-- SUPPLIED MATERIAL --
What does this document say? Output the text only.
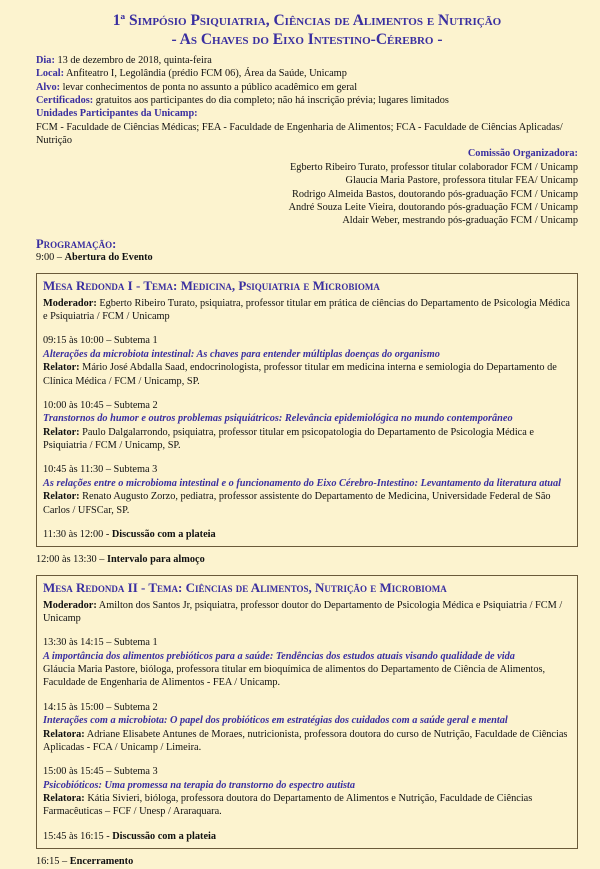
1ª Simpósio Psiquiatria, Ciências de Alimentos e Nutrição
- As Chaves do Eixo Intestino-Cérebro -

Dia: 13 de dezembro de 2018, quinta-feira

Local: Anfiteatro I, Legolândia (prédio FCM 06), Área da Saúde, Unicamp

Alvo: levar conhecimentos de ponta no assunto a público acadêmico em geral

Certificados: gratuitos aos participantes do dia completo; não há inscrição prévia; lugares limitados

Unidades Participantes da Unicamp:

FCM - Faculdade de Ciências Médicas; FEA - Faculdade de Engenharia de Alimentos; FCA - Faculdade de Ciências Aplicadas/ Nutrição

Comissão Organizadora:

Egberto Ribeiro Turato, professor titular colaborador FCM / Unicamp

Glaucia Maria Pastore, professora titular FEA/ Unicamp

Rodrigo Almeida Bastos, doutorando pós-graduação FCM / Unicamp

André Souza Leite Vieira, doutorando pós-graduação FCM / Unicamp

Aldair Weber, mestrando pós-graduação FCM / Unicamp

Programação:

9:00 – Abertura do Evento

Mesa Redonda I - Tema: Medicina, Psiquiatria e Microbioma

Moderador: Egberto Ribeiro Turato, psiquiatra, professor titular em prática de ciências do Departamento de Psicologia Médica e Psiquiatria / FCM / Unicamp

09:15 às 10:00 – Subtema 1

Alterações da microbiota intestinal: As chaves para entender múltiplas doenças do organismo

Relator: Mário José Abdalla Saad, endocrinologista, professor titular em medicina interna e semiologia do Departamento de Clínica Médica / FCM / Unicamp, SP.

10:00 às 10:45 – Subtema 2

Transtornos do humor e outros problemas psiquiátricos: Relevância epidemiológica no mundo contemporâneo

Relator: Paulo Dalgalarrondo, psiquiatra, professor titular em psicopatologia do Departamento de Psicologia Médica e Psiquiatria / FCM / Unicamp, SP.

10:45 às 11:30 – Subtema 3

As relações entre o microbioma intestinal e o funcionamento do Eixo Cérebro-Intestino: Levantamento da literatura atual

Relator: Renato Augusto Zorzo, pediatra, professor assistente do Departamento de Medicina, Universidade Federal de São Carlos / UFSCar, SP.

11:30 às 12:00 - Discussão com a plateia

12:00 às 13:30 – Intervalo para almoço

Mesa Redonda II - Tema: Ciências de Alimentos, Nutrição e Microbioma

Moderador: Amilton dos Santos Jr, psiquiatra, professor doutor do Departamento de Psicologia Médica e Psiquiatria / FCM / Unicamp

13:30 às 14:15 – Subtema 1

A importância dos alimentos prebióticos para a saúde: Tendências dos estudos atuais visando qualidade de vida

Gláucia Maria Pastore, bióloga, professora titular em bioquímica de alimentos do Departamento de Ciência de Alimentos, Faculdade de Engenharia de Alimentos - FEA / Unicamp.

14:15 às 15:00 – Subtema 2

Interações com a microbiota: O papel dos probióticos em estratégias dos cuidados com a saúde geral e mental

Relatora: Adriane Elisabete Antunes de Moraes, nutricionista, professora doutora do curso de Nutrição, Faculdade de Ciências Aplicadas - FCA / Unicamp / Limeira.

15:00 às 15:45 – Subtema 3

Psicobióticos: Uma promessa na terapia do transtorno do espectro autista

Relatora: Kátia Sivieri, bióloga, professora doutora do Departamento de Alimentos e Nutrição, Faculdade de Ciências Farmacêuticas – FCF / Unesp / Araraquara.

15:45 às 16:15 - Discussão com a plateia

16:15 – Encerramento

-- GIVEN PROBLEM --
Retype everything in the material word for word, minus pictures.

-- SOLUTION FOR THIS EXERCISE --
What does this document say? Output the text only.
1ª Simpósio Psiquiatria, Ciências de Alimentos e Nutrição
- As Chaves do Eixo Intestino-Cérebro -

Dia: 13 de dezembro de 2018, quinta-feira

Local: Anfiteatro I, Legolândia (prédio FCM 06), Área da Saúde, Unicamp

Alvo: levar conhecimentos de ponta no assunto a público acadêmico em geral

Certificados: gratuitos aos participantes do dia completo; não há inscrição prévia; lugares limitados

Unidades Participantes da Unicamp:

FCM - Faculdade de Ciências Médicas; FEA - Faculdade de Engenharia de Alimentos; FCA - Faculdade de Ciências Aplicadas/ Nutrição

Comissão Organizadora:

Egberto Ribeiro Turato, professor titular colaborador FCM / Unicamp

Glaucia Maria Pastore, professora titular FEA/ Unicamp

Rodrigo Almeida Bastos, doutorando pós-graduação FCM / Unicamp

André Souza Leite Vieira, doutorando pós-graduação FCM / Unicamp

Aldair Weber, mestrando pós-graduação FCM / Unicamp

Programação:

9:00 – Abertura do Evento

Mesa Redonda I - Tema: Medicina, Psiquiatria e Microbioma

Moderador: Egberto Ribeiro Turato, psiquiatra, professor titular em prática de ciências do Departamento de Psicologia Médica e Psiquiatria / FCM / Unicamp

09:15 às 10:00 – Subtema 1

Alterações da microbiota intestinal: As chaves para entender múltiplas doenças do organismo

Relator: Mário José Abdalla Saad, endocrinologista, professor titular em medicina interna e semiologia do Departamento de Clínica Médica / FCM / Unicamp, SP.

10:00 às 10:45 – Subtema 2

Transtornos do humor e outros problemas psiquiátricos: Relevância epidemiológica no mundo contemporâneo

Relator: Paulo Dalgalarrondo, psiquiatra, professor titular em psicopatologia do Departamento de Psicologia Médica e Psiquiatria / FCM / Unicamp, SP.

10:45 às 11:30 – Subtema 3

As relações entre o microbioma intestinal e o funcionamento do Eixo Cérebro-Intestino: Levantamento da literatura atual

Relator: Renato Augusto Zorzo, pediatra, professor assistente do Departamento de Medicina, Universidade Federal de São Carlos / UFSCar, SP.

11:30 às 12:00 - Discussão com a plateia

12:00 às 13:30 – Intervalo para almoço

Mesa Redonda II - Tema: Ciências de Alimentos, Nutrição e Microbioma

Moderador: Amilton dos Santos Jr, psiquiatra, professor doutor do Departamento de Psicologia Médica e Psiquiatria / FCM / Unicamp

13:30 às 14:15 – Subtema 1

A importância dos alimentos prebióticos para a saúde: Tendências dos estudos atuais visando qualidade de vida

Gláucia Maria Pastore, bióloga, professora titular em bioquímica de alimentos do Departamento de Ciência de Alimentos, Faculdade de Engenharia de Alimentos - FEA / Unicamp.

14:15 às 15:00 – Subtema 2

Interações com a microbiota: O papel dos probióticos em estratégias dos cuidados com a saúde geral e mental

Relatora: Adriane Elisabete Antunes de Moraes, nutricionista, professora doutora do curso de Nutrição, Faculdade de Ciências Aplicadas - FCA / Unicamp / Limeira.

15:00 às 15:45 – Subtema 3

Psicobióticos: Uma promessa na terapia do transtorno do espectro autista

Relatora: Kátia Sivieri, bióloga, professora doutora do Departamento de Alimentos e Nutrição, Faculdade de Ciências Farmacêuticas – FCF / Unesp / Araraquara.

15:45 às 16:15 - Discussão com a plateia

16:15 – Encerramento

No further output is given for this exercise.